** start ROWS **

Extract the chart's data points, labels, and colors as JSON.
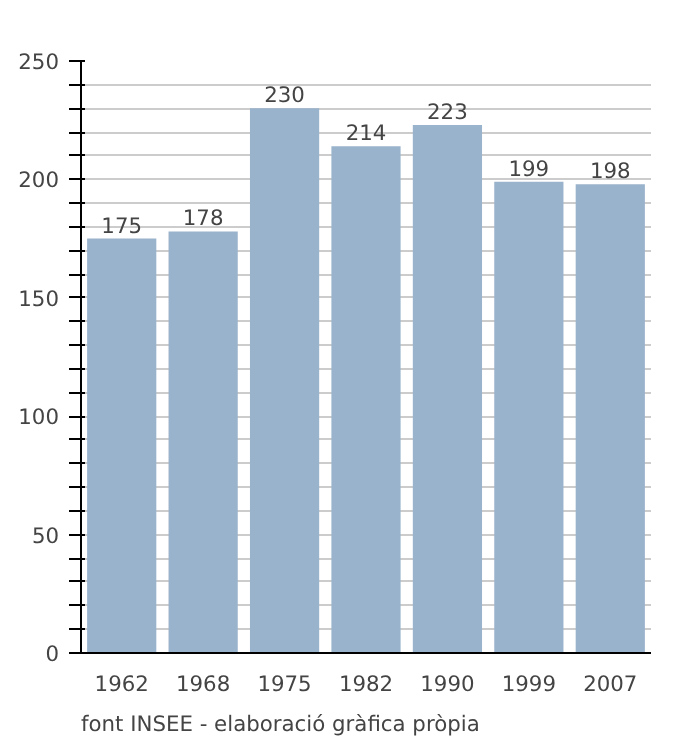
{
  "chart_data": {
    "type": "bar",
    "categories": [
      "1962",
      "1968",
      "1975",
      "1982",
      "1990",
      "1999",
      "2007"
    ],
    "values": [
      175,
      178,
      230,
      214,
      223,
      199,
      198
    ],
    "color": "#9ab3cc",
    "data_labels": true,
    "ylim": [
      0,
      250
    ],
    "yticks": [
      0,
      {
        "value": 10,
        "label": null
      },
      {
        "value": 20,
        "label": null
      },
      {
        "value": 30,
        "label": null
      },
      {
        "value": 40,
        "label": null
      },
      50,
      {
        "value": 60,
        "label": null
      },
      {
        "value": 70,
        "label": null
      },
      {
        "value": 80,
        "label": null
      },
      {
        "value": 90,
        "label": null
      },
      100,
      {
        "value": 110,
        "label": null
      },
      {
        "value": 120,
        "label": null
      },
      {
        "value": 130,
        "label": null
      },
      {
        "value": 140,
        "label": null
      },
      150,
      {
        "value": 160,
        "label": null
      },
      {
        "value": 170,
        "label": null
      },
      {
        "value": 180,
        "label": null
      },
      {
        "value": 190,
        "label": null
      },
      200,
      {
        "value": 210,
        "label": null
      },
      {
        "value": 220,
        "label": null
      },
      {
        "value": 230,
        "label": null
      },
      {
        "value": 240,
        "label": null
      },
      250
    ],
    "grid": "y",
    "annotations": [
      "font INSEE - elaboració gràfica pròpia"
    ]
  }
}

** end ROWS **

**EXERCISE AIM**:
From the listing, extract all text exactly as given and drop any picture.

**RESULT OF THE EXERCISE**:
Extract the chart's data points, labels, and colors as JSON.
{
  "chart_data": {
    "type": "bar",
    "categories": [
      "1962",
      "1968",
      "1975",
      "1982",
      "1990",
      "1999",
      "2007"
    ],
    "values": [
      175,
      178,
      230,
      214,
      223,
      199,
      198
    ],
    "color": "#9ab3cc",
    "data_labels": true,
    "ylim": [
      0,
      250
    ],
    "yticks": [
      0,
      {
        "value": 10,
        "label": null
      },
      {
        "value": 20,
        "label": null
      },
      {
        "value": 30,
        "label": null
      },
      {
        "value": 40,
        "label": null
      },
      50,
      {
        "value": 60,
        "label": null
      },
      {
        "value": 70,
        "label": null
      },
      {
        "value": 80,
        "label": null
      },
      {
        "value": 90,
        "label": null
      },
      100,
      {
        "value": 110,
        "label": null
      },
      {
        "value": 120,
        "label": null
      },
      {
        "value": 130,
        "label": null
      },
      {
        "value": 140,
        "label": null
      },
      150,
      {
        "value": 160,
        "label": null
      },
      {
        "value": 170,
        "label": null
      },
      {
        "value": 180,
        "label": null
      },
      {
        "value": 190,
        "label": null
      },
      200,
      {
        "value": 210,
        "label": null
      },
      {
        "value": 220,
        "label": null
      },
      {
        "value": 230,
        "label": null
      },
      {
        "value": 240,
        "label": null
      },
      250
    ],
    "grid": "y",
    "annotations": [
      "font INSEE - elaboració gràfica pròpia"
    ]
  }
}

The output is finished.